╭─ TEKS BACAAN

Esia & Smartfren Kolaborasi Dorong Peralihan CDMA ke 4G LTE

Ahmad Luthfi, Jurnalis · Rabu 05 November 2014 17:59 WIB
https: img.okezone.com content 2014 11 05 54 1061537 esia-smartfren-kolaborasi-dorong-peralihan-cdma-ke-4g-lte-PRNbOHWRA1.jpg Esia & Smartfren Kolaborasi Dorong Peralihan CDMA ke 4G LTE (Foto : Ahmad Luthfi/Okezone)

JAKARTA - PT Smartfren Telecom dan PT Bakrie Telecom (BTEL - Esia) bekerjasama untuk mendorong peralihan CDMA ke 4G LTE. Langkah kolaborasi ini adalah komitmen kedua operator untuk mendorong peralihan teknologi CDMA menuju layanan 4G berbasis LTE FDD.

"Ini membentuk konsolidasi yang spiritnya penyehatan industri telekomunikasi, terutama CDMA. Implementasinya, kita merencanakan dua jaringan menjadi satu tanpa dampak (gangguan) kepada pelanggan. Totally satu network, pelanggan akan dilayani seperti biasa dengan kualitas lebih baik," jelas Direktur Smartfren, Merza Fachys di Jakarta, Rabu (5/11/2014).

Kerjasama ini bisa berbentuk seperti net-co (network cooperation) dan service-co (service cooperation). Frekuensi yang dipakai BTEL dialihkan ke Smartfren untuk penyelenggaraan jaringan, dalam bentuk B2B (business to business)," terangnya.

Ditanya mengenai apakah ada perbedaan kualitas layanan yang dirasakan masing-masing pelanggan operator, Merza mengatakan, baik pelanggan Bakrie maupun Smartfren akan mendapat kualitas layanan yang sama. "Kualitas customer base, keduanya berada pada jaringan yang sama. Mereka bisa dapat experience yang sama bila satu BTS," ungkapnya.

╰─

* _PERTANYAAN_:
1. Dalam berita tentang kerja sama Esia dan Smartfren, siapa yang disebut sebagai Direktur Smartfren?
2. Tuliskan kembali bagian berita kerja sama Esia dan Smartfren, mulai dari kata-kata "Ahmad Luthfi, Jurnalis" dan berhenti setelah "Jakarta, Rabu (5/11/2014).". Tukar setiap "pelanggan" dengan "konsumen".
3. Teruskan berita tentang kerja sama Esia dan Smartfren setelah kalimat terakhir yang ditampilkan.

╭─ BAHAN YANG DISEDIAKAN

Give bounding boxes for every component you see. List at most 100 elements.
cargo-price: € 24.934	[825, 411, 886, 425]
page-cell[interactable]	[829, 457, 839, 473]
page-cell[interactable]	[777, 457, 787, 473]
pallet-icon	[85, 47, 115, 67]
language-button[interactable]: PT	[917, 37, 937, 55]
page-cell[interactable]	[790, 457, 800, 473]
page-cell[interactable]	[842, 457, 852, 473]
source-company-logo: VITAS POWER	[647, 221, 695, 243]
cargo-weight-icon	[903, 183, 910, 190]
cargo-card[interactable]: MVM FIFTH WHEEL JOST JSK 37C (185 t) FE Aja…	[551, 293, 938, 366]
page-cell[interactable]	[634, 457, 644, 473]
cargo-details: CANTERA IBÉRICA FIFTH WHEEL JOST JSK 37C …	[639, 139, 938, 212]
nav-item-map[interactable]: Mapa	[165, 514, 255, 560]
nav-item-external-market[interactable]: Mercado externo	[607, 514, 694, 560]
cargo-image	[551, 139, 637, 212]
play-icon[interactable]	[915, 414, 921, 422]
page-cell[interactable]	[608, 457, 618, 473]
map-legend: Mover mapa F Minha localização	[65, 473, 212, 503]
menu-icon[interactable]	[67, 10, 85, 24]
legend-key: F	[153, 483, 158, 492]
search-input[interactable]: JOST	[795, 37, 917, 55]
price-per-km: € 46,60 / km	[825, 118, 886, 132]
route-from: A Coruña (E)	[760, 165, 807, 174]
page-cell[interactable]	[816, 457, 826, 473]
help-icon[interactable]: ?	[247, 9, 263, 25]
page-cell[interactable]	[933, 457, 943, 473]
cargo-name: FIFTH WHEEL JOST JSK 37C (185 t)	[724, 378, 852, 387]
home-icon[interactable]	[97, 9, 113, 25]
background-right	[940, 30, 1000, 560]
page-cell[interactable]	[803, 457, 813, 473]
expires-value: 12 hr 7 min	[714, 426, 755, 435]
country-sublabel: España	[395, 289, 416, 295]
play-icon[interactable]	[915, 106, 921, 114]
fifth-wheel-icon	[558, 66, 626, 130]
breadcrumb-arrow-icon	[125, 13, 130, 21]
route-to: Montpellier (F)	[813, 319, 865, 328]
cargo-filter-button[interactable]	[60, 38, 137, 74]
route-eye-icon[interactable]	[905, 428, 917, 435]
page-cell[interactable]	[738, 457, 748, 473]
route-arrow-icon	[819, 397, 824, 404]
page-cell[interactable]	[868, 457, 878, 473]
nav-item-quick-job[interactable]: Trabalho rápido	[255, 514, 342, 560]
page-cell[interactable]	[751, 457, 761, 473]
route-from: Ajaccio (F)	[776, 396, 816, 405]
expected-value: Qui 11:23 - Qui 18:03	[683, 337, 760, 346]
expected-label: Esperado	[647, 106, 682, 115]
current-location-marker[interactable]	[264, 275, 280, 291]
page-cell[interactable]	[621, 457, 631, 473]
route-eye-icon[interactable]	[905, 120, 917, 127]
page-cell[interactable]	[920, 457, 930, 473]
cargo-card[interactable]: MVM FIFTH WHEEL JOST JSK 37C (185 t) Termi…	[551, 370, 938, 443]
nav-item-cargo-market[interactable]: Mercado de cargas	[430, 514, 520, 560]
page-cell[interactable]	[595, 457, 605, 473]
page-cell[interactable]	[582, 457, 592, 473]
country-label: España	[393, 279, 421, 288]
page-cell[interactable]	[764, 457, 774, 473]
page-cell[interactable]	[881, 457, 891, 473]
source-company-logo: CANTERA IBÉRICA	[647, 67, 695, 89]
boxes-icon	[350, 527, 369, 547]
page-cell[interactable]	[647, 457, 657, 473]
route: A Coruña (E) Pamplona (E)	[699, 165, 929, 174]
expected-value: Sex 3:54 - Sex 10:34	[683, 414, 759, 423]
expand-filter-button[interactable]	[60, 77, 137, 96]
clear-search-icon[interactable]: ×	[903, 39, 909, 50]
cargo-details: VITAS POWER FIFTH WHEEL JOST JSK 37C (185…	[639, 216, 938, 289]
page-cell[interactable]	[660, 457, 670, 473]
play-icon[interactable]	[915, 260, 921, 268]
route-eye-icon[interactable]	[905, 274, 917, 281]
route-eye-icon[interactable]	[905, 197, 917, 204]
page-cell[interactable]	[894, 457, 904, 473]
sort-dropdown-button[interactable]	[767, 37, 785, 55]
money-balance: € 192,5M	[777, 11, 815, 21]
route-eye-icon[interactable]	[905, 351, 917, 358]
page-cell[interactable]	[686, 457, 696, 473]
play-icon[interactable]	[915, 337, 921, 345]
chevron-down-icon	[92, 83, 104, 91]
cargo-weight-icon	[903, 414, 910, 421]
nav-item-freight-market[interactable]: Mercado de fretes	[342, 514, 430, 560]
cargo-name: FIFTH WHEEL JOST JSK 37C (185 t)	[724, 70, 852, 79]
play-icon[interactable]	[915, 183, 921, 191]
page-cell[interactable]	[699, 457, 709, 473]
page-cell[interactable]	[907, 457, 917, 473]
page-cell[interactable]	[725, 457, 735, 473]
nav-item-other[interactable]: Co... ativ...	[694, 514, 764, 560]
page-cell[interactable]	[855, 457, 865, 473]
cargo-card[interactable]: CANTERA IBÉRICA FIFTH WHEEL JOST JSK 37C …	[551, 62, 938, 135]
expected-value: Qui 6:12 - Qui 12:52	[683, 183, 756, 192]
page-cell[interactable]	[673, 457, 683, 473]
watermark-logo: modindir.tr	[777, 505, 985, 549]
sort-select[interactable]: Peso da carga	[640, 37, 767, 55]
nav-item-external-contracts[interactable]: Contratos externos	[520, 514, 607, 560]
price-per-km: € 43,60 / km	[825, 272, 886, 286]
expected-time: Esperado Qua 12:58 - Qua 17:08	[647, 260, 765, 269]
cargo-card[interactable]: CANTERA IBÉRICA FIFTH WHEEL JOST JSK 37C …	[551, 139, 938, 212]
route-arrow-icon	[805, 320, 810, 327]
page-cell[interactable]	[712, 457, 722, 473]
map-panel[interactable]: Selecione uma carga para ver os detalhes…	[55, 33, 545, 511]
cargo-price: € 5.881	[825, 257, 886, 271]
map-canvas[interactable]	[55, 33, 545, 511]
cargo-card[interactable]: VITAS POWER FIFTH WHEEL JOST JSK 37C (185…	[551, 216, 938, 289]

╰─

* _JAWABAN TUGAS_:
1. Merza Fachys.

2.
Ahmad Luthfi, Jurnalis · Rabu 05 November 2014 17:59 WIB
https: img.okezone.com content 2014 11 05 54 1061537 esia-smartfren-kolaborasi-dorong-peralihan-cdma-ke-4g-lte-PRNbOHWRA1.jpg Esia & Smartfren Kolaborasi Dorong Peralihan CDMA ke 4G LTE (Foto : Ahmad Luthfi/Okezone)

JAKARTA - PT Smartfren Telecom dan PT Bakrie Telecom (BTEL - Esia) bekerjasama untuk mendorong peralihan CDMA ke 4G LTE. Langkah kolaborasi ini adalah komitmen kedua operator untuk mendorong peralihan teknologi CDMA menuju layanan 4G berbasis LTE FDD.

"Ini membentuk konsolidasi yang spiritnya penyehatan industri telekomunikasi, terutama CDMA. Implementasinya, kita merencanakan dua jaringan menjadi satu tanpa dampak (gangguan) kepada konsumen. Totally satu network, konsumen akan dilayani seperti biasa dengan kualitas lebih baik," jelas Direktur Smartfren, Merza Fachys di Jakarta, Rabu (5/11/2014).

3.
Merza tidak mengatakan secara pasti kapan eksekusi atau kapan pengguna akan mulai dapat merasakan 4G berbasis LTE FDD. "Penataan 800MHz, (berdasarkan) Peraturan Menteri (PM) nomor 30, dikatakan, mulai saat ini frekuensi 800MHz sudah netral, kapan kita mau berubah? Skrng dgn konsolidasi ini terjadi, duduk bersama di internal, kapan waktu yang tepat untuk berubah? Kita lihat customer meningkat," paparnya.

Ia memastikan pelanggan tidak akan mengalami gangguan selama proses peralihan CDMA menuju LTE/4G. "Siapa penyelenggaranya jelas, pelanggan Esia dilayani oleh BTEL. Mereka dilayani oleh satu jaringan. Oleh sebab itu, mereka (pelanggan) tidak akan terkena dampak," ujarnya.

Seperti diketahui, BTEL dan Smartfren telah menandatangani Perjanjian Kolaborasi dan Perjanjian Sewa Menyewa Jaringan pada Kamis, 30 Oktober 2014.

"Kerjasama ini adalah respon cepat kami, operator CDMA, terhadap arahan pemerintah untuk mendorong 'broadband society' dan 'broadband economy' di seluruh Indonesia," kata Presiden Direktur BTEL Jastiro Abi.

Menurut Jastiro Abi, kerjasama BTEL dan Smartfren adalah bentuk pelaksanaan Keputusan Menteri Komunikasi dan Informatika Nomer 932/2014. Dengan perjanjian kolaborasi tersebut, jaringan BTEL akan digabungkan dengan jaringan milik Smartfren, sehingga dapat melayani pelanggan Esia.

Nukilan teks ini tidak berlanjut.